--- Begin Material shown ---

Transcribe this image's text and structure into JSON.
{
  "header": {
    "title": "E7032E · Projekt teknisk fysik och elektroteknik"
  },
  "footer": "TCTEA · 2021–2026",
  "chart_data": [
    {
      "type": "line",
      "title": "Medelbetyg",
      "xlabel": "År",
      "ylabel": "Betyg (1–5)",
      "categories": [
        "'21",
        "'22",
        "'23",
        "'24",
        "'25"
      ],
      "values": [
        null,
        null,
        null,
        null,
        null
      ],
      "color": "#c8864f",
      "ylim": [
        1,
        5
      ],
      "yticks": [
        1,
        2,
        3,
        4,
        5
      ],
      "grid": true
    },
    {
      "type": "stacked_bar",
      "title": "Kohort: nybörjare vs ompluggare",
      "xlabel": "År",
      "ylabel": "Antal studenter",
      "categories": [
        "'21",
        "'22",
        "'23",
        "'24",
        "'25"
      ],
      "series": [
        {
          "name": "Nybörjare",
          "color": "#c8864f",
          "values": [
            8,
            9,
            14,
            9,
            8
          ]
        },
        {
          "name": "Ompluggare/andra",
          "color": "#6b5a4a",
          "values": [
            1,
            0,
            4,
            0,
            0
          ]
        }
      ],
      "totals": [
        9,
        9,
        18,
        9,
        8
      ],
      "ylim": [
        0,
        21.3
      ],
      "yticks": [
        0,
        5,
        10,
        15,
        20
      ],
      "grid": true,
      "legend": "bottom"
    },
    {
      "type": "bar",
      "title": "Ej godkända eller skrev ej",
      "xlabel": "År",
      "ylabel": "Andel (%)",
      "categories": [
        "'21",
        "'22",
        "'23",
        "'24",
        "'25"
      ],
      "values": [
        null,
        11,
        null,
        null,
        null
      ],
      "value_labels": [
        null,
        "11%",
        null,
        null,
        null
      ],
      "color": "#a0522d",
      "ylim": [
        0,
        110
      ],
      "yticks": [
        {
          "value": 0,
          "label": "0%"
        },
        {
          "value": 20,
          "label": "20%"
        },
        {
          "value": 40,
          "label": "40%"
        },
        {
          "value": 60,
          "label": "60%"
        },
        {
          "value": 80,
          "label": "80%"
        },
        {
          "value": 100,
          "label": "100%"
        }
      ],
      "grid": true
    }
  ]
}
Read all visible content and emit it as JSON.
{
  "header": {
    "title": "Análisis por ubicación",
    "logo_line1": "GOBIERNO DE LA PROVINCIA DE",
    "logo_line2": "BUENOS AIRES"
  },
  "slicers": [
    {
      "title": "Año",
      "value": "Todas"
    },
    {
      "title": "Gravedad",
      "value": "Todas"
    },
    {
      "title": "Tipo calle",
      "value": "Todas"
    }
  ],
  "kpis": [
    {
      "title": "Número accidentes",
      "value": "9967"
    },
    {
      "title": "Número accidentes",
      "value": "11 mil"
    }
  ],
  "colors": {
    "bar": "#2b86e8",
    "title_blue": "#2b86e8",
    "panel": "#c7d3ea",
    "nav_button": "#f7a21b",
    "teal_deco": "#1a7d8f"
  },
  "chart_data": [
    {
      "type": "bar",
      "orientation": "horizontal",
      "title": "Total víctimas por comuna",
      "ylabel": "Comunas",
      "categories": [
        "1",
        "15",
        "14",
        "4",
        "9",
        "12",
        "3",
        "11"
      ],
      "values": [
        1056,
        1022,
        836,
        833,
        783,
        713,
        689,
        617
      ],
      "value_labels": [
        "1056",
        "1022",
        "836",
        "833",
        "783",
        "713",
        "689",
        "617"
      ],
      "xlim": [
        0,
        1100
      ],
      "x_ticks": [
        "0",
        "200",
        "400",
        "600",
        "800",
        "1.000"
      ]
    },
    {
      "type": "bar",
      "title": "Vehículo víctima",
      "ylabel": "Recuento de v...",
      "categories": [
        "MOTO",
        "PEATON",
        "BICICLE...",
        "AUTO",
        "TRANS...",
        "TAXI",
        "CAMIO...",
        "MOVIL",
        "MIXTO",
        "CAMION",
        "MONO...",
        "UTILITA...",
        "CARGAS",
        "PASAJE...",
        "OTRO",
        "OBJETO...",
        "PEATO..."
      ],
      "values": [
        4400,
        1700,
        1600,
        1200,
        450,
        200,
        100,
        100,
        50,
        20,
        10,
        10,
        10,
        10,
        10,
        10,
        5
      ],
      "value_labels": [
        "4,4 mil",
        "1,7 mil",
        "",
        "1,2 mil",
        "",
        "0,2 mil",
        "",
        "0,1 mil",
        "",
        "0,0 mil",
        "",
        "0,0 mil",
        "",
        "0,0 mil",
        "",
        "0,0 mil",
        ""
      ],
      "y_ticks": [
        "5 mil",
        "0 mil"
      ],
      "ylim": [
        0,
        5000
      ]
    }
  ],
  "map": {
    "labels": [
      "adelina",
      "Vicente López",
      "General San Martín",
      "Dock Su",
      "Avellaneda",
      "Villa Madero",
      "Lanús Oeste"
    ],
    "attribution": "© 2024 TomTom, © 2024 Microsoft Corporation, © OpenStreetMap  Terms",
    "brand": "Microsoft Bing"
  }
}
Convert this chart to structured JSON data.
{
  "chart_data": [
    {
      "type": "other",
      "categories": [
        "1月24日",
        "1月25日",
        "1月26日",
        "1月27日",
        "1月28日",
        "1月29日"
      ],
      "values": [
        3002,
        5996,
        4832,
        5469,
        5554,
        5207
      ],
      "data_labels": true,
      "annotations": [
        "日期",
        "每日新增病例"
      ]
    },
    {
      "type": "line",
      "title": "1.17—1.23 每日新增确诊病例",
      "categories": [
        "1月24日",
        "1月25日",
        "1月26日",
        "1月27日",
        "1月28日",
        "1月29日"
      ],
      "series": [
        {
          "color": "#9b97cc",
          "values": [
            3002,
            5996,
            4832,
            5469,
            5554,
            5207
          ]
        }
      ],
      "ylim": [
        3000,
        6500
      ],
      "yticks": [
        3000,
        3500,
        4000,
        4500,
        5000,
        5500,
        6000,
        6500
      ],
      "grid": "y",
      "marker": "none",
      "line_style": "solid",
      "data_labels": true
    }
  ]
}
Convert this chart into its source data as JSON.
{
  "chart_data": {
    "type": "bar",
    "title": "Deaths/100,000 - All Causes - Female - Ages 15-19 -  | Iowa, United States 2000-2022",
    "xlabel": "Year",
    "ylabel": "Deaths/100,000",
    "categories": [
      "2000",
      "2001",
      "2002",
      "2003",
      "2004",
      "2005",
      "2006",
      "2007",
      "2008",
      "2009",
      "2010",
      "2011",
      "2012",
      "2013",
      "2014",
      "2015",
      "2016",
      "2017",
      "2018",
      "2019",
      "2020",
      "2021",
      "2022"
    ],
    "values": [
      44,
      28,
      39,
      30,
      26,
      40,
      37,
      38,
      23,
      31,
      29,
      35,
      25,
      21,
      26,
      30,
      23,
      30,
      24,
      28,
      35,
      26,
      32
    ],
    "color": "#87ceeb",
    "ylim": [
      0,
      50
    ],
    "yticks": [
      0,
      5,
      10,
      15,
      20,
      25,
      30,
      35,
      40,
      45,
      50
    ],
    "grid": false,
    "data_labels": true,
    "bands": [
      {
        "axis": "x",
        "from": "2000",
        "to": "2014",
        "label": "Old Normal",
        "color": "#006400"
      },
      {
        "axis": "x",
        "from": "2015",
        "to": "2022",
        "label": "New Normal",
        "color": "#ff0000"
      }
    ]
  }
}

--- End Material shown ---

▶ [Given request]
Return each line of the data that contains the string "JSON".

▶ [Full solution]
Transcribe this image's text and structure into JSON.
Read all visible content and emit it as JSON.
Convert this chart to structured JSON data.
Convert this chart into its source data as JSON.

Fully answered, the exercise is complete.